§ Work request: Starting with the first line, output the data exactly, through to the last line.

§ Source material:
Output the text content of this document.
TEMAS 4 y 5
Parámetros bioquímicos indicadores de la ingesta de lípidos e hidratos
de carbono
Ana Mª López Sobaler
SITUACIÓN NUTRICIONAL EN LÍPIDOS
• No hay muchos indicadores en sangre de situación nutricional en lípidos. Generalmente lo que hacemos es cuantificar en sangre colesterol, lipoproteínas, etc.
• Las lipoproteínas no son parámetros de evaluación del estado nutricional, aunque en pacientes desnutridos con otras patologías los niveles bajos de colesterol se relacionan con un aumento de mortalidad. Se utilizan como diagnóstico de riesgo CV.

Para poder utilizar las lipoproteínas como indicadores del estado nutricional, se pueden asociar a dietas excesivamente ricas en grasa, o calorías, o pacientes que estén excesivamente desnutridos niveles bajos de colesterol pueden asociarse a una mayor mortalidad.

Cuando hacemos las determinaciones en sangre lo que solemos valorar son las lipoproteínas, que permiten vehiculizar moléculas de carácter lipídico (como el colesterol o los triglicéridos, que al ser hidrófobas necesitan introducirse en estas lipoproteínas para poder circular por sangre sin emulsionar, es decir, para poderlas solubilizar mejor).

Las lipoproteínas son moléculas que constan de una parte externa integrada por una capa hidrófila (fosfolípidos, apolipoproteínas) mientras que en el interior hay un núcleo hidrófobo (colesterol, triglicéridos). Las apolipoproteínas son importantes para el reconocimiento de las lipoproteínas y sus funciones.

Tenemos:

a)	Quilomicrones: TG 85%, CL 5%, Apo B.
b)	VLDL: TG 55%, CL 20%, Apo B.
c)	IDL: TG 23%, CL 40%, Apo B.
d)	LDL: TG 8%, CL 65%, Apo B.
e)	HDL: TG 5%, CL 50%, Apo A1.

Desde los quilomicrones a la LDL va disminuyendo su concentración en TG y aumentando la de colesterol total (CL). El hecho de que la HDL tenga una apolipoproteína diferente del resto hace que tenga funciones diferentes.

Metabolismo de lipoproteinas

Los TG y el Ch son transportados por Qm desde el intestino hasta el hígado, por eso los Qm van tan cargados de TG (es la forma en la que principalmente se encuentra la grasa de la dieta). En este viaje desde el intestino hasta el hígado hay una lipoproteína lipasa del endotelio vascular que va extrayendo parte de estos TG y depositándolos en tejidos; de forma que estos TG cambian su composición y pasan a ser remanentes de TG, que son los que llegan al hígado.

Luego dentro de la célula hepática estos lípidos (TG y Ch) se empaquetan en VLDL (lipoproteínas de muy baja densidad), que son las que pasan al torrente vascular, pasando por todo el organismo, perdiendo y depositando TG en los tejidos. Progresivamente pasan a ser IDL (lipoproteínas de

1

§ Solution to this problem:
Output the text content of this document.
TEMAS 4 y 5
Parámetros bioquímicos indicadores de la ingesta de lípidos e hidratos
de carbono
Ana Mª López Sobaler
SITUACIÓN NUTRICIONAL EN LÍPIDOS
• No hay muchos indicadores en sangre de situación nutricional en lípidos. Generalmente lo que hacemos es cuantificar en sangre colesterol, lipoproteínas, etc.
• Las lipoproteínas no son parámetros de evaluación del estado nutricional, aunque en pacientes desnutridos con otras patologías los niveles bajos de colesterol se relacionan con un aumento de mortalidad. Se utilizan como diagnóstico de riesgo CV.

Para poder utilizar las lipoproteínas como indicadores del estado nutricional, se pueden asociar a dietas excesivamente ricas en grasa, o calorías, o pacientes que estén excesivamente desnutridos niveles bajos de colesterol pueden asociarse a una mayor mortalidad.

Cuando hacemos las determinaciones en sangre lo que solemos valorar son las lipoproteínas, que permiten vehiculizar moléculas de carácter lipídico (como el colesterol o los triglicéridos, que al ser hidrófobas necesitan introducirse en estas lipoproteínas para poder circular por sangre sin emulsionar, es decir, para poderlas solubilizar mejor).

Las lipoproteínas son moléculas que constan de una parte externa integrada por una capa hidrófila (fosfolípidos, apolipoproteínas) mientras que en el interior hay un núcleo hidrófobo (colesterol, triglicéridos). Las apolipoproteínas son importantes para el reconocimiento de las lipoproteínas y sus funciones.

Tenemos:

a)	Quilomicrones: TG 85%, CL 5%, Apo B.
b)	VLDL: TG 55%, CL 20%, Apo B.
c)	IDL: TG 23%, CL 40%, Apo B.
d)	LDL: TG 8%, CL 65%, Apo B.
e)	HDL: TG 5%, CL 50%, Apo A1.

Desde los quilomicrones a la LDL va disminuyendo su concentración en TG y aumentando la de colesterol total (CL). El hecho de que la HDL tenga una apolipoproteína diferente del resto hace que tenga funciones diferentes.

Metabolismo de lipoproteinas

Los TG y el Ch son transportados por Qm desde el intestino hasta el hígado, por eso los Qm van tan cargados de TG (es la forma en la que principalmente se encuentra la grasa de la dieta). En este viaje desde el intestino hasta el hígado hay una lipoproteína lipasa del endotelio vascular que va extrayendo parte de estos TG y depositándolos en tejidos; de forma que estos TG cambian su composición y pasan a ser remanentes de TG, que son los que llegan al hígado.

Luego dentro de la célula hepática estos lípidos (TG y Ch) se empaquetan en VLDL (lipoproteínas de muy baja densidad), que son las que pasan al torrente vascular, pasando por todo el organismo, perdiendo y depositando TG en los tejidos. Progresivamente pasan a ser IDL (lipoproteínas de

1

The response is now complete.